** BEGIN Entries shown **

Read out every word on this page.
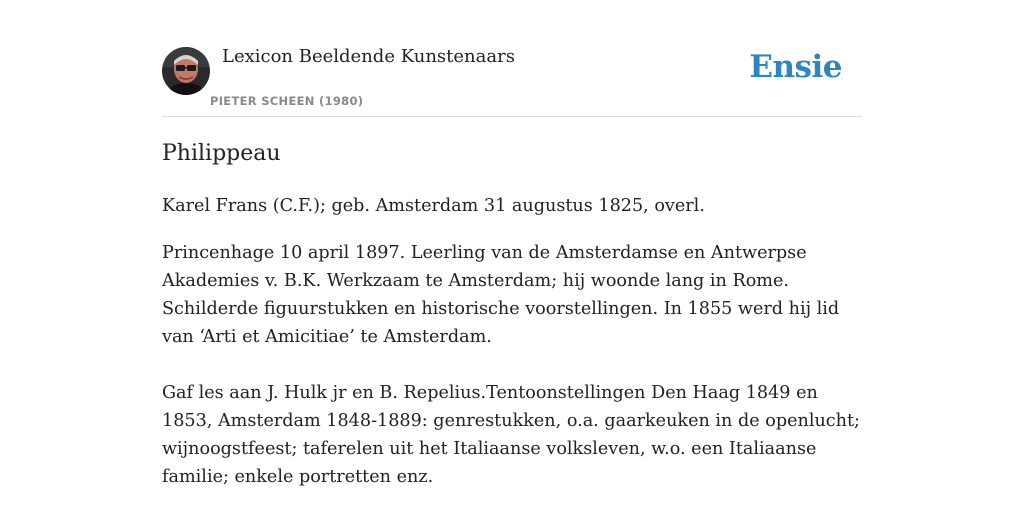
Lexicon Beeldende Kunstenaars
PIETER SCHEEN (1980)
Ensie
Philippeau

Karel Frans (C.F.); geb. Amsterdam 31 augustus 1825, overl.

Princenhage 10 april 1897. Leerling van de Amsterdamse en Antwerpse Akademies v. B.K. Werkzaam te Amsterdam; hij woonde lang in Rome. Schilderde figuurstukken en historische voorstellingen. In 1855 werd hij lid van ‘Arti et Amicitiae’ te Amsterdam.

Gaf les aan J. Hulk jr en B. Repelius.Tentoonstellingen Den Haag 1849 en 1853, Amsterdam 1848-1889: genrestukken, o.a. gaarkeuken in de openlucht; wijnoogstfeest; taferelen uit het Italiaanse volksleven, w.o. een Italiaanse familie; enkele portretten enz.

** END Entries shown **

* **Work required**: Verbatim reproduction of every record is required; images are left out.

* **Result of this task**:
Read out every word on this page.
Lexicon Beeldende Kunstenaars
PIETER SCHEEN (1980)
Ensie
Philippeau

Karel Frans (C.F.); geb. Amsterdam 31 augustus 1825, overl.

Princenhage 10 april 1897. Leerling van de Amsterdamse en Antwerpse Akademies v. B.K. Werkzaam te Amsterdam; hij woonde lang in Rome. Schilderde figuurstukken en historische voorstellingen. In 1855 werd hij lid van ‘Arti et Amicitiae’ te Amsterdam.

Gaf les aan J. Hulk jr en B. Repelius.Tentoonstellingen Den Haag 1849 en 1853, Amsterdam 1848-1889: genrestukken, o.a. gaarkeuken in de openlucht; wijnoogstfeest; taferelen uit het Italiaanse volksleven, w.o. een Italiaanse familie; enkele portretten enz.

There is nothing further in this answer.